資料の中から「open」という語を含む行をすべて特定し、書き写せ。大文字と小文字は区別する。

═════ 所与の資料 ═════

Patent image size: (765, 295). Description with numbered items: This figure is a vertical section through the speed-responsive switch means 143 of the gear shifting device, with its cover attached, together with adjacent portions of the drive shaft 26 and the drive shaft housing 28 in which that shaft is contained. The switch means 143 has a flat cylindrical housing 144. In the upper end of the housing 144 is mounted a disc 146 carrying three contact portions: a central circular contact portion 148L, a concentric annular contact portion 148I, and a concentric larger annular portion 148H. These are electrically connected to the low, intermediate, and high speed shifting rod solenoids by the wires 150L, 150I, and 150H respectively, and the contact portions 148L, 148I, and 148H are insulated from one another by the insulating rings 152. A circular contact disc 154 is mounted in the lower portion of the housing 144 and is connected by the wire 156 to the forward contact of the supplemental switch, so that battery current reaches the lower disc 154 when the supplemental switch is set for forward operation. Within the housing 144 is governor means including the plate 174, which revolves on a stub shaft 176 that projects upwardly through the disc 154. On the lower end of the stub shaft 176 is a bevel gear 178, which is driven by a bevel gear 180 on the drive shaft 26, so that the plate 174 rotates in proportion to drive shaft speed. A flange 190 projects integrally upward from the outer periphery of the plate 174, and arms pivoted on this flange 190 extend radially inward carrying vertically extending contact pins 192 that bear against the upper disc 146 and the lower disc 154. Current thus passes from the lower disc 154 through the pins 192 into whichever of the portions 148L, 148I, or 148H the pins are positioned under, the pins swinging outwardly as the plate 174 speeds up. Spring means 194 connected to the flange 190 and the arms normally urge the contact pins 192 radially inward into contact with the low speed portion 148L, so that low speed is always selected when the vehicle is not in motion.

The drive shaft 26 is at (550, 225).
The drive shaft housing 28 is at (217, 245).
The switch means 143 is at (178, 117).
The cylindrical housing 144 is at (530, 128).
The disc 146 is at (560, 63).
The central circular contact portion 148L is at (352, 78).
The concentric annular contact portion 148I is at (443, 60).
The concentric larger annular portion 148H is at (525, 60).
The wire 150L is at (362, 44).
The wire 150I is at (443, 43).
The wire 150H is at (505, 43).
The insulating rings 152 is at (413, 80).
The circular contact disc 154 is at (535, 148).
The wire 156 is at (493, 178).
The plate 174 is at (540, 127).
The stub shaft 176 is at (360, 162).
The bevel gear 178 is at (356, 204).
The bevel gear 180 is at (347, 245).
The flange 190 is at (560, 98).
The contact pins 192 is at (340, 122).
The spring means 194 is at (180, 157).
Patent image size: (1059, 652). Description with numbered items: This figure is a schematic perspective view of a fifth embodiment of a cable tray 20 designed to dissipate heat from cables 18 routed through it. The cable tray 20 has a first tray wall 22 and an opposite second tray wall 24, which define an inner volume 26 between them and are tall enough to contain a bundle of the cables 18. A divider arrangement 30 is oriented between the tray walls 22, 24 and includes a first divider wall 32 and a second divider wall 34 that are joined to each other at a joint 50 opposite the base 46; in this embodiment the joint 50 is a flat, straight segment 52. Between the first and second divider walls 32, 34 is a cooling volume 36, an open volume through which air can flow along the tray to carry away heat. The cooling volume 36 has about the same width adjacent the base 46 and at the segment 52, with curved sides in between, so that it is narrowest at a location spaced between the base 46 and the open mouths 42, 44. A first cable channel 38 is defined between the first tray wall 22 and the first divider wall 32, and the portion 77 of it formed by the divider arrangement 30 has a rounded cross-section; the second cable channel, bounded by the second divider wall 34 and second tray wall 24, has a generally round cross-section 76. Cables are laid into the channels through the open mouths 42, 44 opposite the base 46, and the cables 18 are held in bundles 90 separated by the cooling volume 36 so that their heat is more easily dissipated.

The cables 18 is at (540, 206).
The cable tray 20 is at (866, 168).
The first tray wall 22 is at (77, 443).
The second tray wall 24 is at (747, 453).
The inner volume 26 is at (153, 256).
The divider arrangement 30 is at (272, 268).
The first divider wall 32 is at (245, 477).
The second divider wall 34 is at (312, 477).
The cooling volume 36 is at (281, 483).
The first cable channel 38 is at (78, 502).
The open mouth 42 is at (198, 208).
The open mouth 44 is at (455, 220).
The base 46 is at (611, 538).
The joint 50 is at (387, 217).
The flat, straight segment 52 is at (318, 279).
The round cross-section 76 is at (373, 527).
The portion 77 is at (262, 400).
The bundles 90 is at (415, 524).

═════

- 記述解答:
Patent image size: (1059, 652). Description with numbered items: This figure is a schematic perspective view of a fifth embodiment of a cable tray 20 designed to dissipate heat from cables 18 routed through it. The cable tray 20 has a first tray wall 22 and an opposite second tray wall 24, which define an inner volume 26 between them and are tall enough to contain a bundle of the cables 18. A divider arrangement 30 is oriented between the tray walls 22, 24 and includes a first divider wall 32 and a second divider wall 34 that are joined to each other at a joint 50 opposite the base 46; in this embodiment the joint 50 is a flat, straight segment 52. Between the first and second divider walls 32, 34 is a cooling volume 36, an open volume through which air can flow along the tray to carry away heat. The cooling volume 36 has about the same width adjacent the base 46 and at the segment 52, with curved sides in between, so that it is narrowest at a location spaced between the base 46 and the open mouths 42, 44. A first cable channel 38 is defined between the first tray wall 22 and the first divider wall 32, and the portion 77 of it formed by the divider arrangement 30 has a rounded cross-section; the second cable channel, bounded by the second divider wall 34 and second tray wall 24, has a generally round cross-section 76. Cables are laid into the channels through the open mouths 42, 44 opposite the base 46, and the cables 18 are held in bundles 90 separated by the cooling volume 36 so that their heat is more easily dissipated.
The open mouth 42 is at (198, 208).
The open mouth 44 is at (455, 220).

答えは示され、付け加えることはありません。